● LISTED ENTRIES
▼

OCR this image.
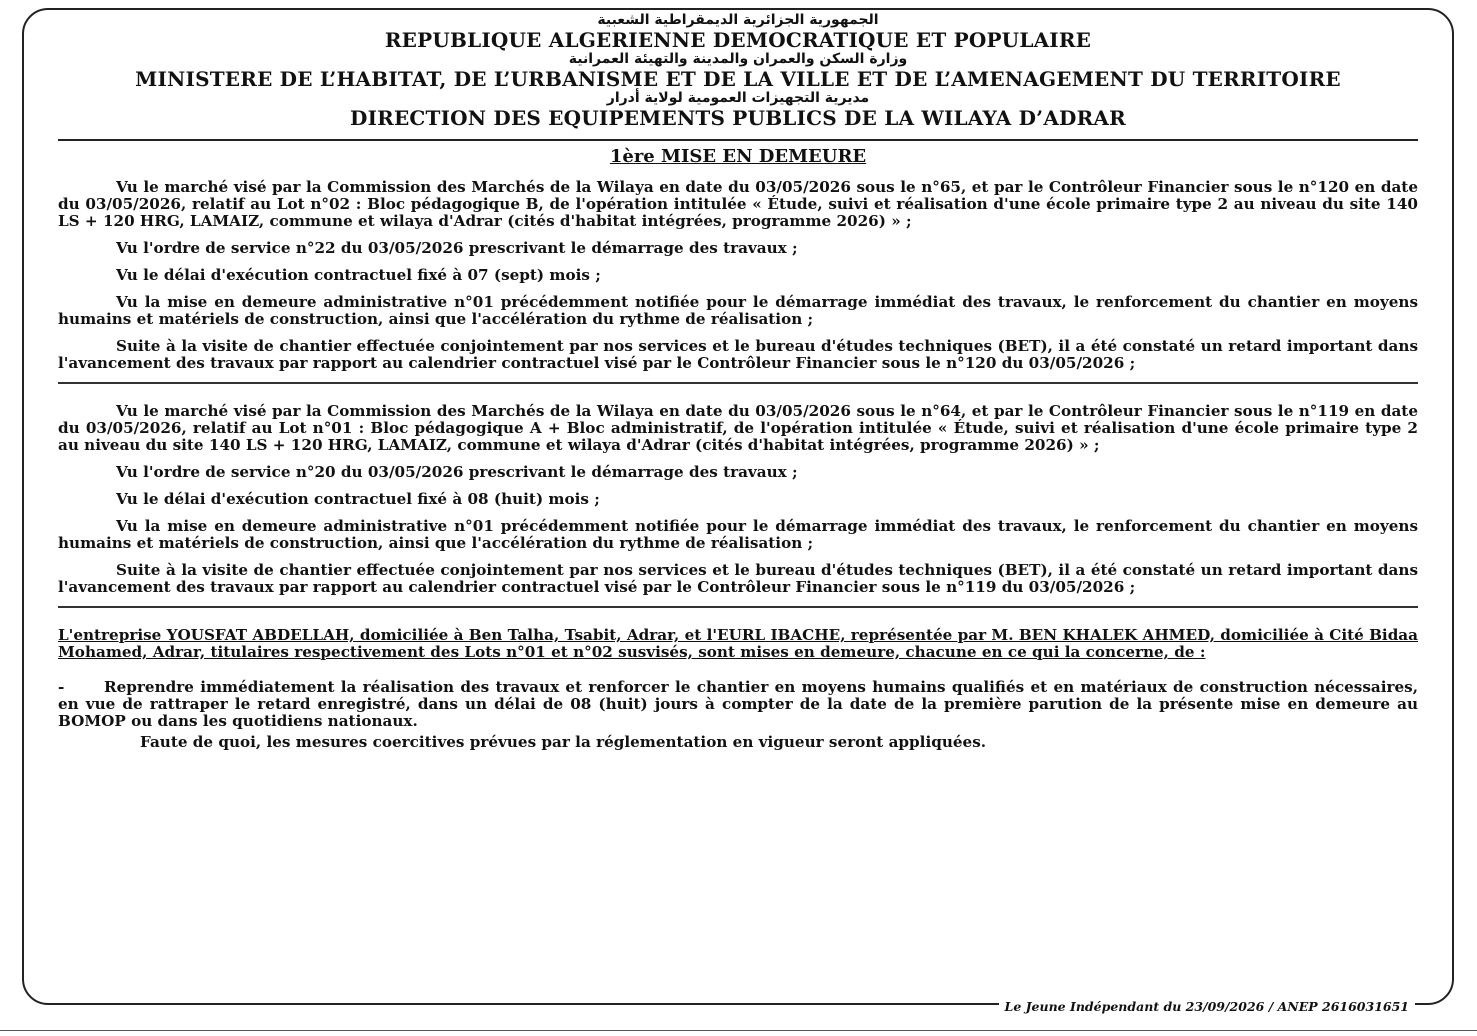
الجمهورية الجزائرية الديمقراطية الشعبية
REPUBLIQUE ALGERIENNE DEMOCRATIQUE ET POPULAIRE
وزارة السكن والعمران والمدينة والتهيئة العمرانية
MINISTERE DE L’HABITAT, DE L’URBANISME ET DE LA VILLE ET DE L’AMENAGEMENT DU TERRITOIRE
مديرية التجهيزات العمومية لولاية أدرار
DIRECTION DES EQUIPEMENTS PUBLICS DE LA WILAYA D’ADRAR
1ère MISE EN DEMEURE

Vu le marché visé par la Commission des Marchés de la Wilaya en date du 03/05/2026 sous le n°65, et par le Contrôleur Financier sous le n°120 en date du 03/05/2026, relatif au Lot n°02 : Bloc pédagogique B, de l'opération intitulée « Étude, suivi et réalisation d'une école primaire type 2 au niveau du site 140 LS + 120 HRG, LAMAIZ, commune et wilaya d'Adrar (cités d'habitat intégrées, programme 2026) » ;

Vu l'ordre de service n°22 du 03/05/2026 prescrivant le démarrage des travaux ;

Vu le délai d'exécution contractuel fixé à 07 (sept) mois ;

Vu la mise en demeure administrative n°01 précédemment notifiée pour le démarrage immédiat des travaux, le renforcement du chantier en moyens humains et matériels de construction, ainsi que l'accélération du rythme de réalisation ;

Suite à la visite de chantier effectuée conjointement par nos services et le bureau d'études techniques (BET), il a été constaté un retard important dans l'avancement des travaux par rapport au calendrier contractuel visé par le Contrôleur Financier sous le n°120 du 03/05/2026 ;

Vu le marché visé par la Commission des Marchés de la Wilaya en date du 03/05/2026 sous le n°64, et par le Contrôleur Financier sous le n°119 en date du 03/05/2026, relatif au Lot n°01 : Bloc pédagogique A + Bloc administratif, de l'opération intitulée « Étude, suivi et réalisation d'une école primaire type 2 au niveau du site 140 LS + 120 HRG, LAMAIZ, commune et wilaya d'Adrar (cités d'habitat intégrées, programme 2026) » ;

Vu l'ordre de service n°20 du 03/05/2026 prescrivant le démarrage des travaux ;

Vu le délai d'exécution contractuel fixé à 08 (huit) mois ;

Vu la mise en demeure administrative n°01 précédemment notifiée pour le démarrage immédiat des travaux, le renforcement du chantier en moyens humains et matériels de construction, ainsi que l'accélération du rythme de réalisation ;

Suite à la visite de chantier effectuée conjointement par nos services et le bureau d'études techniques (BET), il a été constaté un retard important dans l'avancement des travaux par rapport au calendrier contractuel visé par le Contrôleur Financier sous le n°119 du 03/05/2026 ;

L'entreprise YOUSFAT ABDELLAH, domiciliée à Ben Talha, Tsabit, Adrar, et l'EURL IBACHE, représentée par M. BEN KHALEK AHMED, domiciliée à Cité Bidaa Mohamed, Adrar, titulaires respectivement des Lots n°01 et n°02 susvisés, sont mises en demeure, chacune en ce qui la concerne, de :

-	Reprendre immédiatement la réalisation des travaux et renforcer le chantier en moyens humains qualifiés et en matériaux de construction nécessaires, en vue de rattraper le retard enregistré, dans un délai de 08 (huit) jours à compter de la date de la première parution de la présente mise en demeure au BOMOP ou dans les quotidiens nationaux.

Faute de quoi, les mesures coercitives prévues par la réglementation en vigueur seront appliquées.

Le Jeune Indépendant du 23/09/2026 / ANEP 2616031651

▲
▼

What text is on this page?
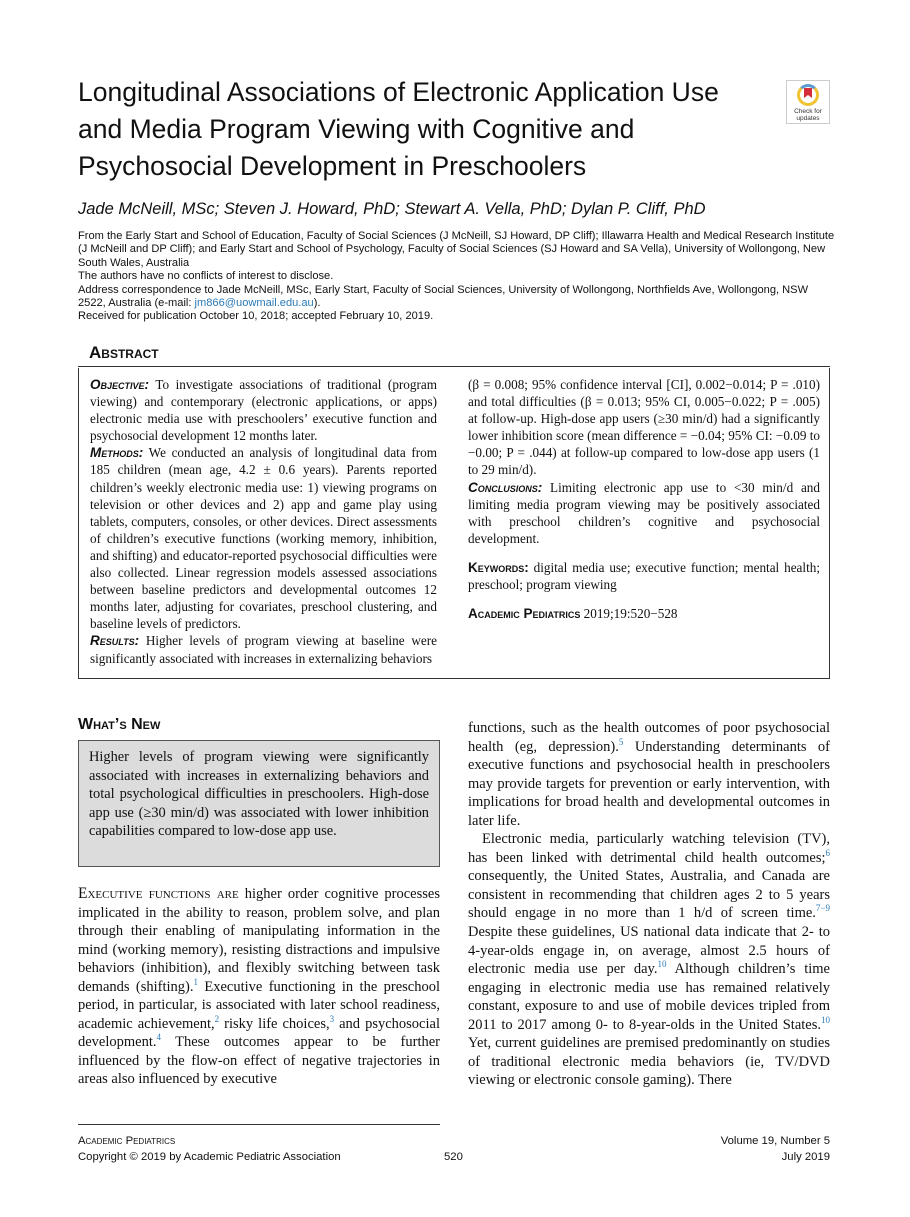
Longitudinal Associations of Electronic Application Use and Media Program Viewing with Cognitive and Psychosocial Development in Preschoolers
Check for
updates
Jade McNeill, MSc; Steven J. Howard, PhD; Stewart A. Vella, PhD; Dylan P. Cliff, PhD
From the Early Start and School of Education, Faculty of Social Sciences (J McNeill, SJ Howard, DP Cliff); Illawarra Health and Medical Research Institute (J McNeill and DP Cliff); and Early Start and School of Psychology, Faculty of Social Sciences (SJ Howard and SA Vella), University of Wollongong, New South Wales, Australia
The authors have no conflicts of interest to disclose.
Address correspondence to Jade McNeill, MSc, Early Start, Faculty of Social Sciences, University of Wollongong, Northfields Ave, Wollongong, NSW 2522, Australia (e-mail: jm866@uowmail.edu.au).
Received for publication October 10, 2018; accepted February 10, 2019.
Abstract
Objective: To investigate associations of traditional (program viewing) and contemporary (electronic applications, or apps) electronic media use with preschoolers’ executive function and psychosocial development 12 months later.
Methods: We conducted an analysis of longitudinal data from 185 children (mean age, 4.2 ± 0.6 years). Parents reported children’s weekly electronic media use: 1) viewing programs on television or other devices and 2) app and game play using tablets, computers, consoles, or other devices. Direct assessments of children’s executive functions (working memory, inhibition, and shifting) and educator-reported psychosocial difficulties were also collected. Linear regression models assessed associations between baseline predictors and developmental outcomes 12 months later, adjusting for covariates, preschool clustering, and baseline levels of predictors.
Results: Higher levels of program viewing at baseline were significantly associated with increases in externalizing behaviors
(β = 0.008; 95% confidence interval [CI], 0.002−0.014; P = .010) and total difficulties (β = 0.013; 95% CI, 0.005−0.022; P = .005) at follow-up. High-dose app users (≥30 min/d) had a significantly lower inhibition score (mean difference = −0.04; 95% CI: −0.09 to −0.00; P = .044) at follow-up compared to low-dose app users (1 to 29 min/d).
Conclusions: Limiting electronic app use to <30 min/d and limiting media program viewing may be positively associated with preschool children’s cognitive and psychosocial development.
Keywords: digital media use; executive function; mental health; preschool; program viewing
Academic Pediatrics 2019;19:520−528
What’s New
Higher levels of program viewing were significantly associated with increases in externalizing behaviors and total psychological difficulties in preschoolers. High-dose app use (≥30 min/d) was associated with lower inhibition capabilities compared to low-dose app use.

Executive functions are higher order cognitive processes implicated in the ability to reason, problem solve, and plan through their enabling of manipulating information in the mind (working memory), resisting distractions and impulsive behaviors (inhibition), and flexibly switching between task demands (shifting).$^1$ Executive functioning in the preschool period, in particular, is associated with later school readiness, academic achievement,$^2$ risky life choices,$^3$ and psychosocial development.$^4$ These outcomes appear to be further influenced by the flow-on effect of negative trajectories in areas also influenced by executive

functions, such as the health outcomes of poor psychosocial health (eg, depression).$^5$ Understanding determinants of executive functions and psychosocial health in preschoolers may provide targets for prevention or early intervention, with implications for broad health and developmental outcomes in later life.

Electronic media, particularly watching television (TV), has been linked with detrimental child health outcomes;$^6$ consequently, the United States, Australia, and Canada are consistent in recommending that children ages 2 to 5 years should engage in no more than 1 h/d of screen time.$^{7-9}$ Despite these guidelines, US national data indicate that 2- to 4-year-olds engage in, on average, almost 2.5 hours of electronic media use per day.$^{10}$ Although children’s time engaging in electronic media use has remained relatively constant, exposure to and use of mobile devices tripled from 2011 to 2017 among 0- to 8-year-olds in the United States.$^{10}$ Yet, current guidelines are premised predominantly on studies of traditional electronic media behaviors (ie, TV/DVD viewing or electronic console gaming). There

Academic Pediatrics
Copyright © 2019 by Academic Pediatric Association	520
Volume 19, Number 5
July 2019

▲
▼

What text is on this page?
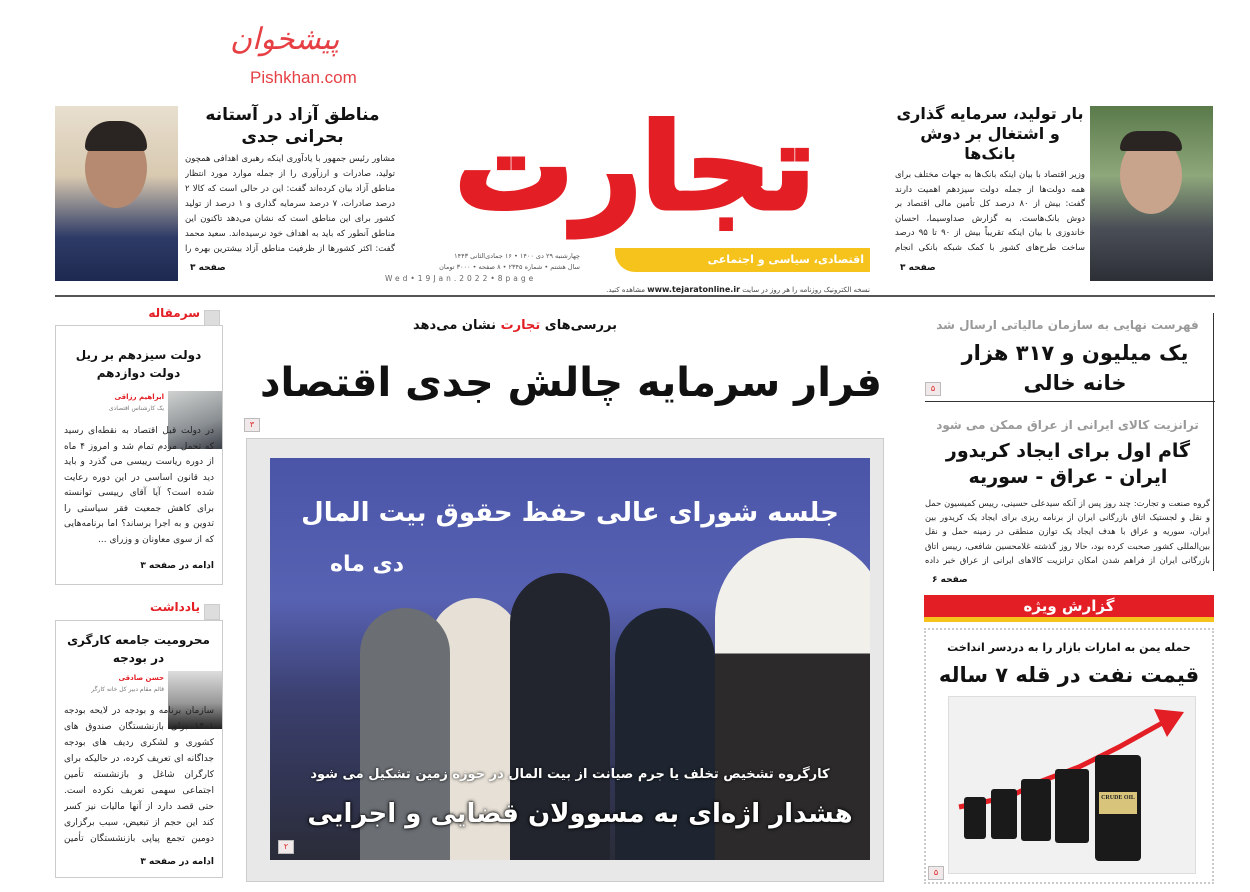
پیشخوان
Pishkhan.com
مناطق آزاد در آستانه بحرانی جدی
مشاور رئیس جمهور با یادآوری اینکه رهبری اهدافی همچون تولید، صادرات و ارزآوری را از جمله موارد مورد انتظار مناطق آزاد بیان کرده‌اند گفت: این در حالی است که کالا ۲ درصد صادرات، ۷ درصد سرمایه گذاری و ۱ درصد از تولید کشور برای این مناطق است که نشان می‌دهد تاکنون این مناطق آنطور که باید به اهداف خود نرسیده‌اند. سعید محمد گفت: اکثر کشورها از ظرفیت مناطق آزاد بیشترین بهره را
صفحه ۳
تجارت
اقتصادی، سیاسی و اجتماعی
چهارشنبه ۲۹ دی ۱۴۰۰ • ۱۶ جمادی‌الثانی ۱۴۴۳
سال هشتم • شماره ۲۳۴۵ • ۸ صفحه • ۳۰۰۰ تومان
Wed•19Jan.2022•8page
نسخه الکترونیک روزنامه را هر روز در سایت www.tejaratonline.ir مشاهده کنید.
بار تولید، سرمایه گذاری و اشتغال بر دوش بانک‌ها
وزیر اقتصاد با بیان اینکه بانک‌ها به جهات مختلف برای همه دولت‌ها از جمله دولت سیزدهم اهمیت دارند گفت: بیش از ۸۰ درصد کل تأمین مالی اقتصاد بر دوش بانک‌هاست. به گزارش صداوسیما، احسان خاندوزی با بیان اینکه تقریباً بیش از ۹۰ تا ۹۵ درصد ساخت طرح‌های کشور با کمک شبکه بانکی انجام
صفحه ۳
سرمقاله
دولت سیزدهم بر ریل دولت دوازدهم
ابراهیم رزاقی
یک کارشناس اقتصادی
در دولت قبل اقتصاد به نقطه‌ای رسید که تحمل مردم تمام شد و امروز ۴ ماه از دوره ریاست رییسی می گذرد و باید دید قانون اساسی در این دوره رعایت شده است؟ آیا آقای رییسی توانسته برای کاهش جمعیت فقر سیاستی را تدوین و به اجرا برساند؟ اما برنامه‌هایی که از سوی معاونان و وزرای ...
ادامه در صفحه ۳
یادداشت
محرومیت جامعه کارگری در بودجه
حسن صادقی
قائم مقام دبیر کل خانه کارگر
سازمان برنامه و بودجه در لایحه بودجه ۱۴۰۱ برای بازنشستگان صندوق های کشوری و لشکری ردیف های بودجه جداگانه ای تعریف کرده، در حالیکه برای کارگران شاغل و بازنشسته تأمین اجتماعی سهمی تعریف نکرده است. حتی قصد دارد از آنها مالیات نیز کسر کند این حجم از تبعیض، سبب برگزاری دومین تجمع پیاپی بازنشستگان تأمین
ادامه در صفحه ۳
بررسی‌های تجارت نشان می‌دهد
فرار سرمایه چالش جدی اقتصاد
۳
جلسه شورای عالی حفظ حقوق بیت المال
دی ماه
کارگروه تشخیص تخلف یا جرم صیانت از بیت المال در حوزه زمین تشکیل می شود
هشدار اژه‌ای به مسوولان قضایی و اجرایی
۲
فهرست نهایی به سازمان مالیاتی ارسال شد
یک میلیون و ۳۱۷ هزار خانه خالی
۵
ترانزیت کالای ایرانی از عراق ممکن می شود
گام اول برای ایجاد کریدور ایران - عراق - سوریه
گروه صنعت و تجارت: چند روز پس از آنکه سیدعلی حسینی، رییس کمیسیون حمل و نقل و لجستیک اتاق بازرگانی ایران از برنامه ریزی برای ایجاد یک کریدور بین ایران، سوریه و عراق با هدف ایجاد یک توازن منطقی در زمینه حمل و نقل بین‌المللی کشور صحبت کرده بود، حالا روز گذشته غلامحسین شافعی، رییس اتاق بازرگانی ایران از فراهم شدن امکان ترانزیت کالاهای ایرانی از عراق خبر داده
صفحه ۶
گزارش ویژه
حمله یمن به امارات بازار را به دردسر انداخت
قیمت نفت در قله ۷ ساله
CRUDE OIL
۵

▲

Pick out all lines containing the string "also".

Methods: We conducted an analysis of longitudinal data from 185 children (mean age, 4.2 ± 0.6 years). Parents reported children’s weekly electronic media use: 1) viewing programs on television or other devices and 2) app and game play using tablets, computers, consoles, or other devices. Direct assessments of children’s executive functions (working memory, inhibition, and shifting) and educator-reported psychosocial difficulties were also collected. Linear regression models assessed associations between baseline predictors and developmental outcomes 12 months later, adjusting for covariates, preschool clustering, and baseline levels of predictors.
Executive functions are higher order cognitive processes implicated in the ability to reason, problem solve, and plan through their enabling of manipulating information in the mind (working memory), resisting distractions and impulsive behaviors (inhibition), and flexibly switching between task demands (shifting).$^1$ Executive functioning in the preschool period, in particular, is associated with later school readiness, academic achievement,$^2$ risky life choices,$^3$ and psychosocial development.$^4$ These outcomes appear to be further influenced by the flow-on effect of negative trajectories in areas also influenced by executive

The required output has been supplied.